WORK TO DO: Count the lines in the data below that contain the string "Text". Reply with the number alone.

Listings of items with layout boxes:
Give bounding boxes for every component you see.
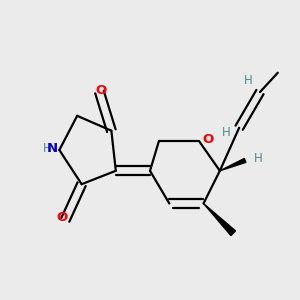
Polygon shape: [203, 203, 236, 236]
Text: N: N: [47, 142, 58, 155]
Polygon shape: [220, 158, 246, 171]
Text: H: H: [254, 152, 263, 164]
Text: H: H: [244, 74, 253, 87]
Text: H: H: [221, 126, 230, 139]
Text: O: O: [95, 84, 106, 97]
Text: O: O: [57, 211, 68, 224]
Text: O: O: [202, 133, 213, 146]
Text: H: H: [43, 142, 52, 155]
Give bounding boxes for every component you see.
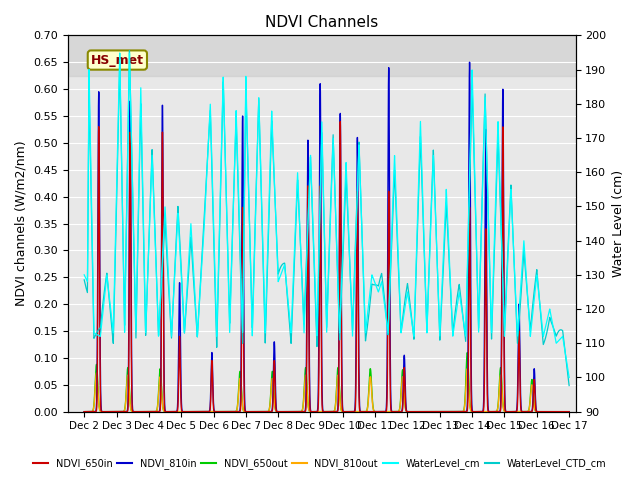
Y-axis label: Water Level (cm): Water Level (cm) — [612, 170, 625, 277]
Y-axis label: NDVI channels (W/m2/nm): NDVI channels (W/m2/nm) — [15, 141, 28, 306]
Bar — [68, 36, 575, 76]
Text: HS_met: HS_met — [91, 54, 144, 67]
Legend: NDVI_650in, NDVI_810in, NDVI_650out, NDVI_810out, WaterLevel_cm, WaterLevel_CTD_: NDVI_650in, NDVI_810in, NDVI_650out, NDV… — [29, 454, 611, 473]
Title: NDVI Channels: NDVI Channels — [265, 15, 378, 30]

RESPONSE TO THIS TASK: 9